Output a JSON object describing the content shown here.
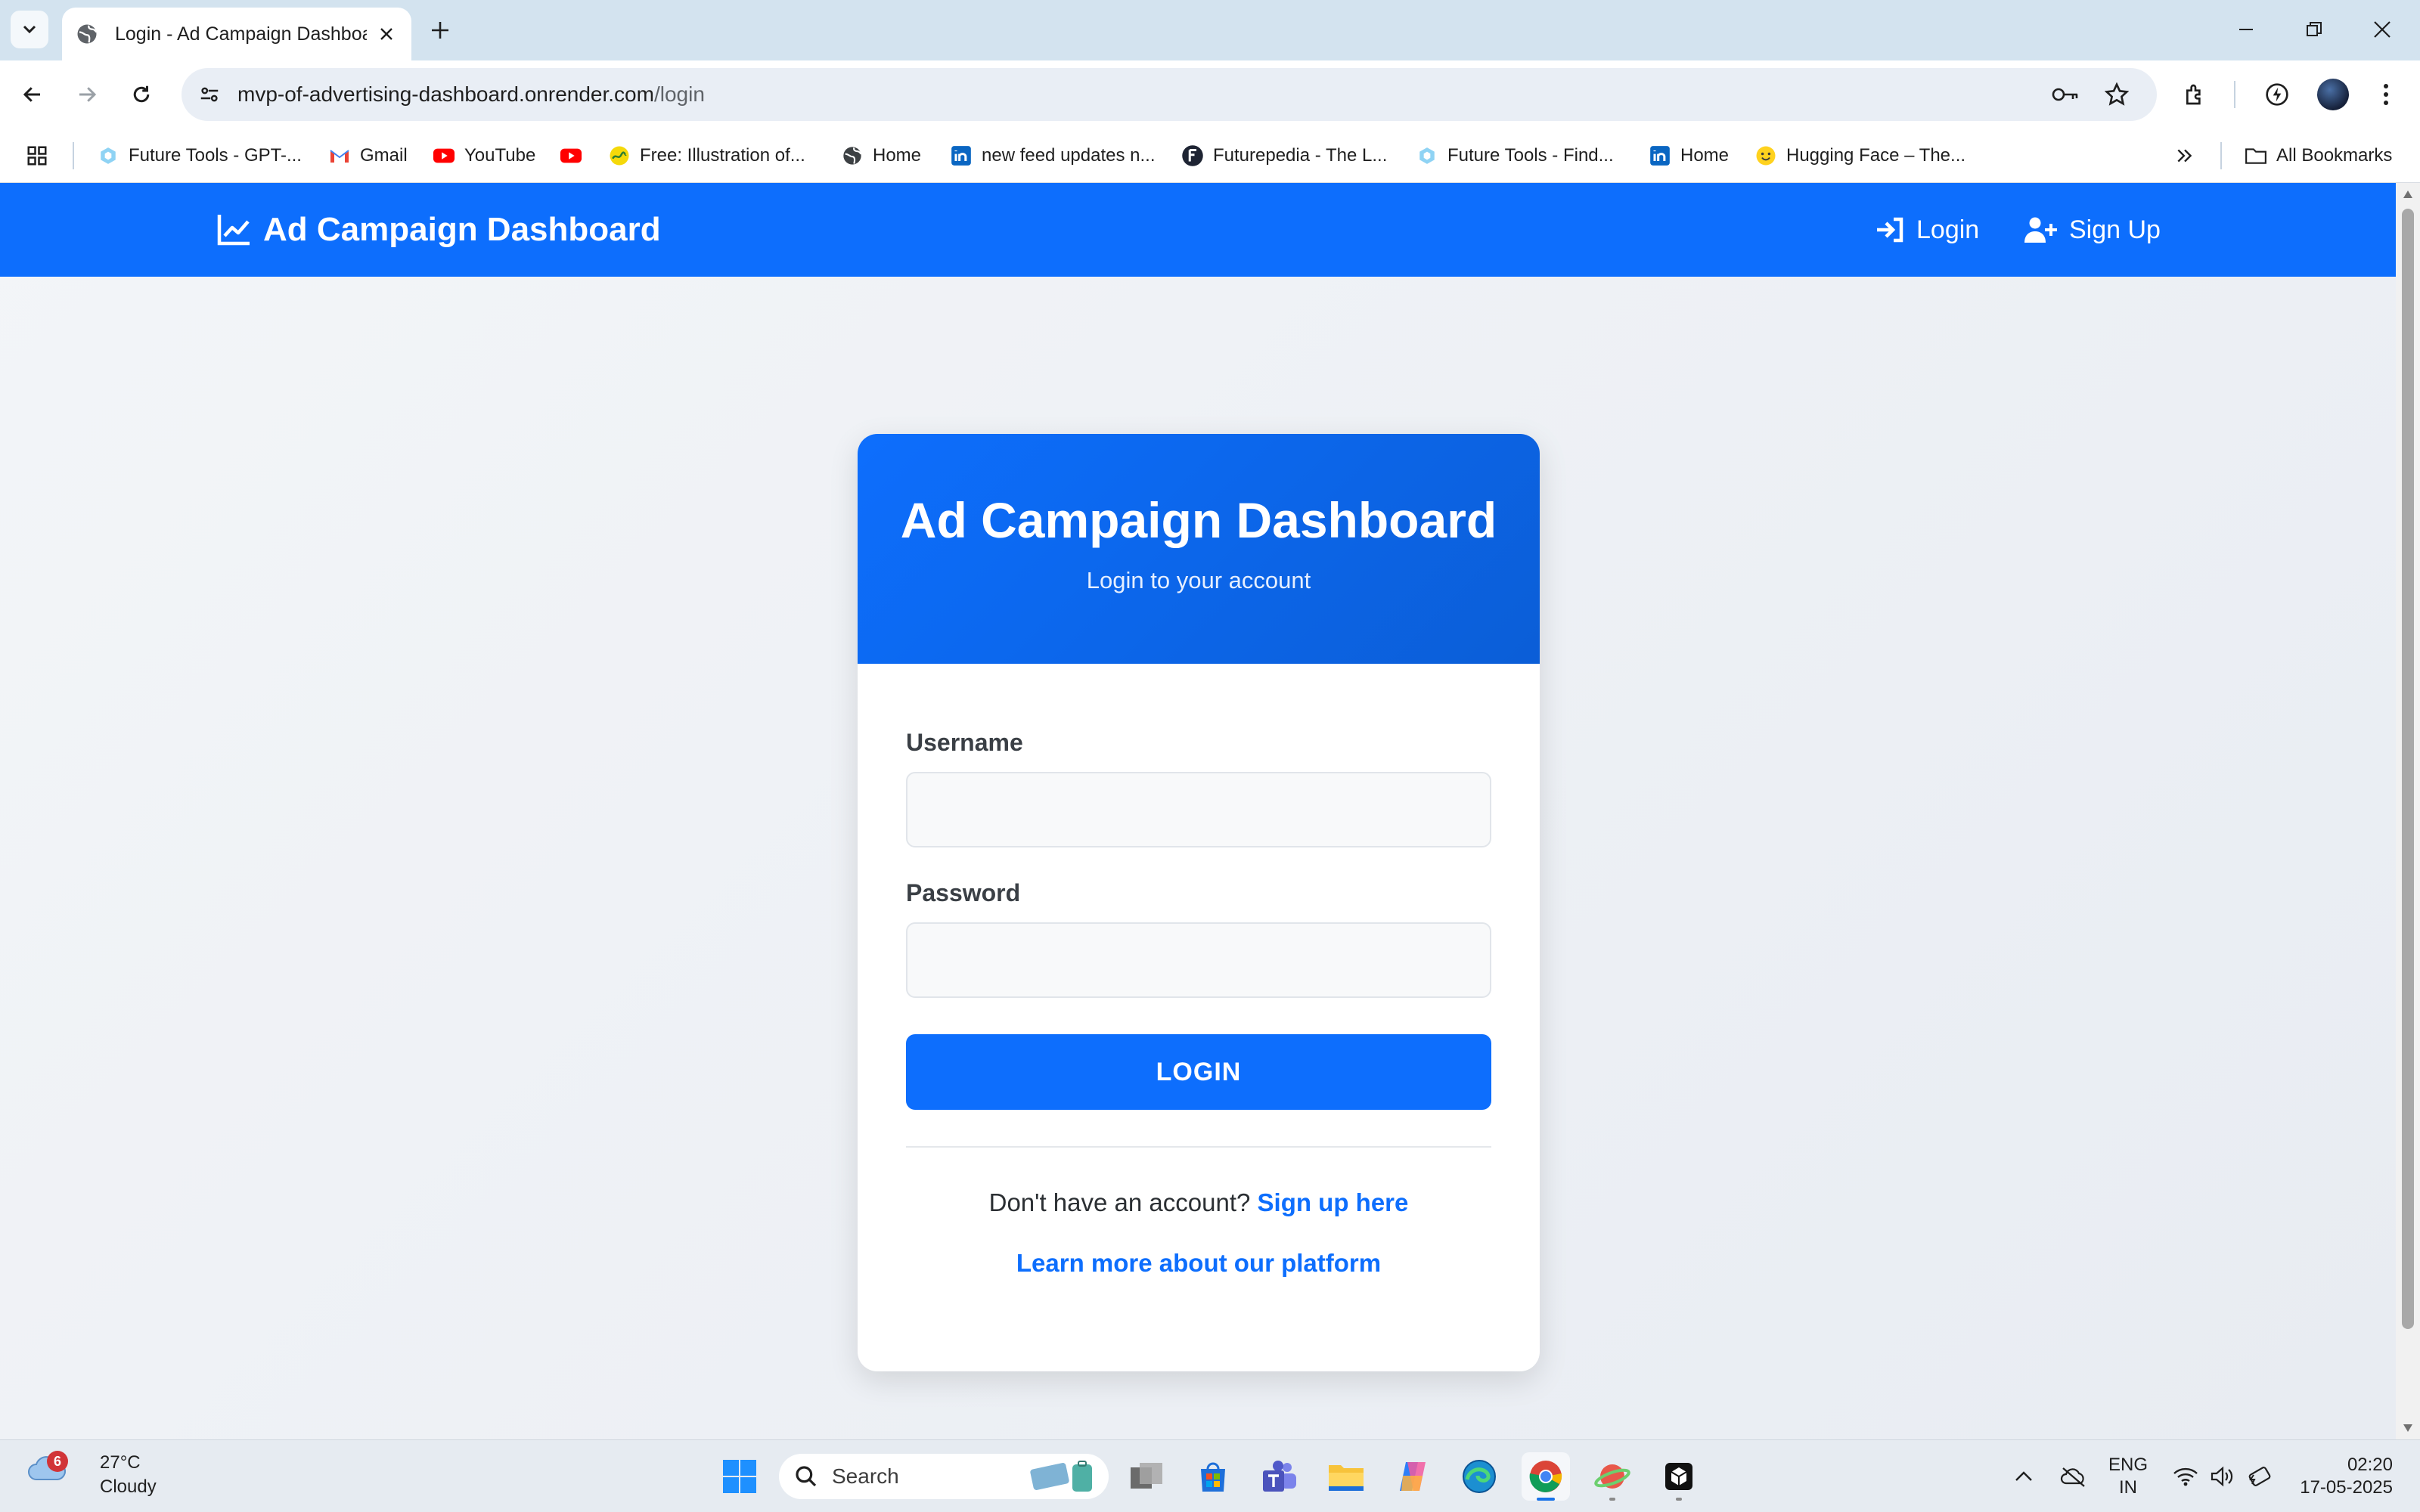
{
  "browser": {
    "tab_title": "Login - Ad Campaign Dashboard",
    "url_domain": "mvp-of-advertising-dashboard.onrender.com",
    "url_path": "/login",
    "bookmarks": [
      {
        "label": "Future Tools - GPT-...",
        "icon": "future-tools-icon"
      },
      {
        "label": "Gmail",
        "icon": "gmail-icon"
      },
      {
        "label": "YouTube",
        "icon": "youtube-icon"
      },
      {
        "label": "",
        "icon": "youtube-icon"
      },
      {
        "label": "Free: Illustration of...",
        "icon": "illustration-icon"
      },
      {
        "label": "Home",
        "icon": "globe-icon"
      },
      {
        "label": "new feed updates n...",
        "icon": "linkedin-icon"
      },
      {
        "label": "Futurepedia - The L...",
        "icon": "futurepedia-icon"
      },
      {
        "label": "Future Tools - Find...",
        "icon": "future-tools-icon"
      },
      {
        "label": "Home",
        "icon": "linkedin-icon"
      },
      {
        "label": "Hugging Face – The...",
        "icon": "hugging-face-icon"
      }
    ],
    "all_bookmarks_label": "All Bookmarks"
  },
  "app": {
    "brand": "Ad Campaign Dashboard",
    "nav": {
      "login": "Login",
      "signup": "Sign Up"
    },
    "accent_color": "#0d6efd"
  },
  "login": {
    "title": "Ad Campaign Dashboard",
    "subtitle": "Login to your account",
    "username_label": "Username",
    "username_value": "",
    "password_label": "Password",
    "password_value": "",
    "submit_label": "LOGIN",
    "no_account_text": "Don't have an account?",
    "signup_link": "Sign up here",
    "learn_more_link": "Learn more about our platform"
  },
  "taskbar": {
    "weather_temp": "27°C",
    "weather_desc": "Cloudy",
    "weather_badge": "6",
    "search_placeholder": "Search",
    "lang_line1": "ENG",
    "lang_line2": "IN",
    "time": "02:20",
    "date": "17-05-2025"
  }
}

______________________________

| What to work on |
Show every line where the string "icon" appears.

| Answer |
        "icon": "future-tools-icon"
        "icon": "gmail-icon"
        "icon": "youtube-icon"
        "icon": "youtube-icon"
        "icon": "illustration-icon"
        "icon": "globe-icon"
        "icon": "linkedin-icon"
        "icon": "futurepedia-icon"
        "icon": "future-tools-icon"
        "icon": "linkedin-icon"
        "icon": "hugging-face-icon"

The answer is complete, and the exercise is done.